Request = Copy all lines that contain the word "subtitle".
-- start Provided records --
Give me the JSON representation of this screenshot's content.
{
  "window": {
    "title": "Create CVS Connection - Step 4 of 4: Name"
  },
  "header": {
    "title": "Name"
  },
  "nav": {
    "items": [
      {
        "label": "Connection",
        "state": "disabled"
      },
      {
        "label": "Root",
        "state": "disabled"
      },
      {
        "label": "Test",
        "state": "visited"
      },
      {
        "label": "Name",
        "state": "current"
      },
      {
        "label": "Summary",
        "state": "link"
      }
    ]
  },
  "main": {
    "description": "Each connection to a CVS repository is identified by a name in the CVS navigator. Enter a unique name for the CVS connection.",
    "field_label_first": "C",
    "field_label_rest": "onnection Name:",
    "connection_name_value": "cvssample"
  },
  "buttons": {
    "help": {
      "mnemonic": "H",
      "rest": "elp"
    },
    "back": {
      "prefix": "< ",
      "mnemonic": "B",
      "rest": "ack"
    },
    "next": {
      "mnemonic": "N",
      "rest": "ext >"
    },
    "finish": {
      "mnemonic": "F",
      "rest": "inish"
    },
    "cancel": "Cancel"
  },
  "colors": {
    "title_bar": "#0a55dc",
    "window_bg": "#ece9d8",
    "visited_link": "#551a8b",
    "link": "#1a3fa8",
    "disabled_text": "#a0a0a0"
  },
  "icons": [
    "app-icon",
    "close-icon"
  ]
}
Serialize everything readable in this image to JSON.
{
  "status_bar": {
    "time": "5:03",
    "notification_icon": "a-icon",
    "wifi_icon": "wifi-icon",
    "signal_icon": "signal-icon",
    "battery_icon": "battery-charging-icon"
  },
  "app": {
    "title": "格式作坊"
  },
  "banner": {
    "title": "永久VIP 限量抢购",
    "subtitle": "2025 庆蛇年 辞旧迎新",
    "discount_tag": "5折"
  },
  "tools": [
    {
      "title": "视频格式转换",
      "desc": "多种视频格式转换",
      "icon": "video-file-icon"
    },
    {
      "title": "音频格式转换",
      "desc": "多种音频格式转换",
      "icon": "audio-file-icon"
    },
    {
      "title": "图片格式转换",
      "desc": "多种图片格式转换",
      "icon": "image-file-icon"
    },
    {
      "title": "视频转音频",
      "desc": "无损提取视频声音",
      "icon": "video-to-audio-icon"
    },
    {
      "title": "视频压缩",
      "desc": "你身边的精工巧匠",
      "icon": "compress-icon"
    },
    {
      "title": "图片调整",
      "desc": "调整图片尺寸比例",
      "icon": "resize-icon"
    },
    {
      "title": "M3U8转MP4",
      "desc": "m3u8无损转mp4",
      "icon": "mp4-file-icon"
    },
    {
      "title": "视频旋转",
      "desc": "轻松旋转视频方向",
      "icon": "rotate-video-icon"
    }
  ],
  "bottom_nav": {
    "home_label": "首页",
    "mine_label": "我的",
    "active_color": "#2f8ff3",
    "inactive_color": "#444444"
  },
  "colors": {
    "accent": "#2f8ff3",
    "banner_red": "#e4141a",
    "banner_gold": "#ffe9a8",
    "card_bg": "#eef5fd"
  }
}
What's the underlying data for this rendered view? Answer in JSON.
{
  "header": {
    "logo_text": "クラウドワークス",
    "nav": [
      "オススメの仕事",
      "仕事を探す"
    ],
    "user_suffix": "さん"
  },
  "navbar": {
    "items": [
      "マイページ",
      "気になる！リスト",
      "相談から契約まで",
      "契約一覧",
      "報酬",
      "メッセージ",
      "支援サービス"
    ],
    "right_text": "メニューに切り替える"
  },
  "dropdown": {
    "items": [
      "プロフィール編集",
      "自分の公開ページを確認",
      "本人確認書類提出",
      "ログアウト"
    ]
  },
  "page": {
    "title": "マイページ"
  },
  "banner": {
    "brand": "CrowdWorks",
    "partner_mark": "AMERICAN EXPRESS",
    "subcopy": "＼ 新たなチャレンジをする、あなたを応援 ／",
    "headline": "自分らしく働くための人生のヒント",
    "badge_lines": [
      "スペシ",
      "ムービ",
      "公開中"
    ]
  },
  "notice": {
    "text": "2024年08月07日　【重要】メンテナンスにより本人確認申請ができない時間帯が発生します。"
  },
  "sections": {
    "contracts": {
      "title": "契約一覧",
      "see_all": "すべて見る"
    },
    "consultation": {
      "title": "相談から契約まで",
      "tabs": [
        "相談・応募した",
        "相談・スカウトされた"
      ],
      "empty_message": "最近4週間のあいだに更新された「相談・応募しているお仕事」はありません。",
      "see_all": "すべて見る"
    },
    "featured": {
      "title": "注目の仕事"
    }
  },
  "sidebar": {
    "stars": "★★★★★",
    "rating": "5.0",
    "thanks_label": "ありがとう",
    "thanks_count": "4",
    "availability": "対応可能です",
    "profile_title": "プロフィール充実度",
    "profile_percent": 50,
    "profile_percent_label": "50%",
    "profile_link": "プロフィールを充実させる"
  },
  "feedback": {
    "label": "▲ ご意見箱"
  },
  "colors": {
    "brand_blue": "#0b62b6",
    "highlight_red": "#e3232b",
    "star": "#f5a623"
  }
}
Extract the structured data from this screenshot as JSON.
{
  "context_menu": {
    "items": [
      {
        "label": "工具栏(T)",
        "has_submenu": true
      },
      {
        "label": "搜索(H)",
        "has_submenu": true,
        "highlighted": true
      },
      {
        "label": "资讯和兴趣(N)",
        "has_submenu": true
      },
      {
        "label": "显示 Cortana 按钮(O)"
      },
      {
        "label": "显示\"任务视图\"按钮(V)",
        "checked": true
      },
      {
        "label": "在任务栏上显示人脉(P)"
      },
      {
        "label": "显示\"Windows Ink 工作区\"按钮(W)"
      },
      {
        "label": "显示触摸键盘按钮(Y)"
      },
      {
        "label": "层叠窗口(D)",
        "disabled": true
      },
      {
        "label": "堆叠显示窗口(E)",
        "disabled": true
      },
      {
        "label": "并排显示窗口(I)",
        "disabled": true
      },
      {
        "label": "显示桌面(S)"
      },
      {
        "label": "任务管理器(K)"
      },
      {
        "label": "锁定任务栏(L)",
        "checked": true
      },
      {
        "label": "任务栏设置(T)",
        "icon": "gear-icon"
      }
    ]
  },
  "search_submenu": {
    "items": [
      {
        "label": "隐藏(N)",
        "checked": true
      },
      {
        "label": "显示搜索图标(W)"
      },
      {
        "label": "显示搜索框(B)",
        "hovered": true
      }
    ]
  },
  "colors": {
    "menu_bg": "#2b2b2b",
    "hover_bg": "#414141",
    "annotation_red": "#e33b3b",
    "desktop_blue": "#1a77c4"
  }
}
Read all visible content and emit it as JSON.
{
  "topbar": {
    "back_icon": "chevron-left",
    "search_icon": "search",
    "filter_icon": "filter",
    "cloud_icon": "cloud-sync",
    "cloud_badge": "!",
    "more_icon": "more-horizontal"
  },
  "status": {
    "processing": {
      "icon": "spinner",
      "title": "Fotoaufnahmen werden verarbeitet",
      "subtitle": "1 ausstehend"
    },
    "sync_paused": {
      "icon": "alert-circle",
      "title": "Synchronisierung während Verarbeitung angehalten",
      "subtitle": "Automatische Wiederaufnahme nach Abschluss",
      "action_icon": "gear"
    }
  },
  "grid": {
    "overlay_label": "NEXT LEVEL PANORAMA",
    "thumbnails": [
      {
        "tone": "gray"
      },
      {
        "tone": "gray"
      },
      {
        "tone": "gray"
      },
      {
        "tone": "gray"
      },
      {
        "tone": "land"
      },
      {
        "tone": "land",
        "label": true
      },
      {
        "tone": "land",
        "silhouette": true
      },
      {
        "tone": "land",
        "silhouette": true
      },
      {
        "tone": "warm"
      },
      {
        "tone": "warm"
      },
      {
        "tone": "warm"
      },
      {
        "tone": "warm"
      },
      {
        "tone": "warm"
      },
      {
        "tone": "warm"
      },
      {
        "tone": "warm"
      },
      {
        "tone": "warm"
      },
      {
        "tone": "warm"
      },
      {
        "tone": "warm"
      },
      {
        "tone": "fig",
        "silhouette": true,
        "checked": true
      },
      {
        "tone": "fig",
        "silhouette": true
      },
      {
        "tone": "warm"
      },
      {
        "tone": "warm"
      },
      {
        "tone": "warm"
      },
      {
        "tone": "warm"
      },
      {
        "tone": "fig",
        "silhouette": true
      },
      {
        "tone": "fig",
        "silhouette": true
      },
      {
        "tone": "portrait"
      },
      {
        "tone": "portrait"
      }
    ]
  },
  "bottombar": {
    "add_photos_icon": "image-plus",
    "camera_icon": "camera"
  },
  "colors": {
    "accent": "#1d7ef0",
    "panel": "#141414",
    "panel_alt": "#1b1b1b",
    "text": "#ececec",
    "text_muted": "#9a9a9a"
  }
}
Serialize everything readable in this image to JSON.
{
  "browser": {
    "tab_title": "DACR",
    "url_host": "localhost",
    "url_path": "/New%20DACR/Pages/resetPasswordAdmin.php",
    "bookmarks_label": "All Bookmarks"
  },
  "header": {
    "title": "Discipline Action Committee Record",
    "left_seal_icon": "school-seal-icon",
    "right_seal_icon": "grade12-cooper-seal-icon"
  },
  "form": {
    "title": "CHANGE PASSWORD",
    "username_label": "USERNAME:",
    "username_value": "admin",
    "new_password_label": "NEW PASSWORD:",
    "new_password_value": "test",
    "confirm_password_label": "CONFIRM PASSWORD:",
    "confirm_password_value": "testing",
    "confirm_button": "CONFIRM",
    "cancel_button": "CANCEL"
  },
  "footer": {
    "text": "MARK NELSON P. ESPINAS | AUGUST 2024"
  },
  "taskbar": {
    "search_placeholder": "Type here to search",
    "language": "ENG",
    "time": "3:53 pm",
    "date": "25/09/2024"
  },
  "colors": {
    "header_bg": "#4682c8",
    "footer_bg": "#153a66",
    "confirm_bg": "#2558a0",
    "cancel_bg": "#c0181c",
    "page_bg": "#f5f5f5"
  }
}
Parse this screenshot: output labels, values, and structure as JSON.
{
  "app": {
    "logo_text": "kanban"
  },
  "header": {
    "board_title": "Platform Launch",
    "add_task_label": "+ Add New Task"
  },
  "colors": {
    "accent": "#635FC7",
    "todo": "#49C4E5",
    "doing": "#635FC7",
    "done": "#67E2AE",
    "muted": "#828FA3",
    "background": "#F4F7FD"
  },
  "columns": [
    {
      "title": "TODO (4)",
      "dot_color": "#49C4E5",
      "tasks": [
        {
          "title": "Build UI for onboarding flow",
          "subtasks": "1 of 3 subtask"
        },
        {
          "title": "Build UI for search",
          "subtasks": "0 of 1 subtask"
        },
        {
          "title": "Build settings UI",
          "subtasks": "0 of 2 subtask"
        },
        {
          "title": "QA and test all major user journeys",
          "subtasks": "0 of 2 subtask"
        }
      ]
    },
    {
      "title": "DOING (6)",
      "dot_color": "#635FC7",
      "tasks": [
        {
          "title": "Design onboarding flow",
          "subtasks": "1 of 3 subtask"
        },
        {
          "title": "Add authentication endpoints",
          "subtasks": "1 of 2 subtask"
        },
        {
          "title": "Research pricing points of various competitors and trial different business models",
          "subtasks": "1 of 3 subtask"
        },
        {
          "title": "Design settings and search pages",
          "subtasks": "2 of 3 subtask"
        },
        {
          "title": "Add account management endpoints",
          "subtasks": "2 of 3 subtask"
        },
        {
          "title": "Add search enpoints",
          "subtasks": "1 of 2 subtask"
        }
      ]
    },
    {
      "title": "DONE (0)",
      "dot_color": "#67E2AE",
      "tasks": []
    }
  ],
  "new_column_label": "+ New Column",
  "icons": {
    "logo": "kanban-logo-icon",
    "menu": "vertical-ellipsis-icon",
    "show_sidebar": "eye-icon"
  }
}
-- end Provided records --
Output of the task =
    "subtitle": "2025 庆蛇年 辞旧迎新",
      "subtitle": "1 ausstehend"
      "subtitle": "Automatische Wiederaufnahme nach Abschluss",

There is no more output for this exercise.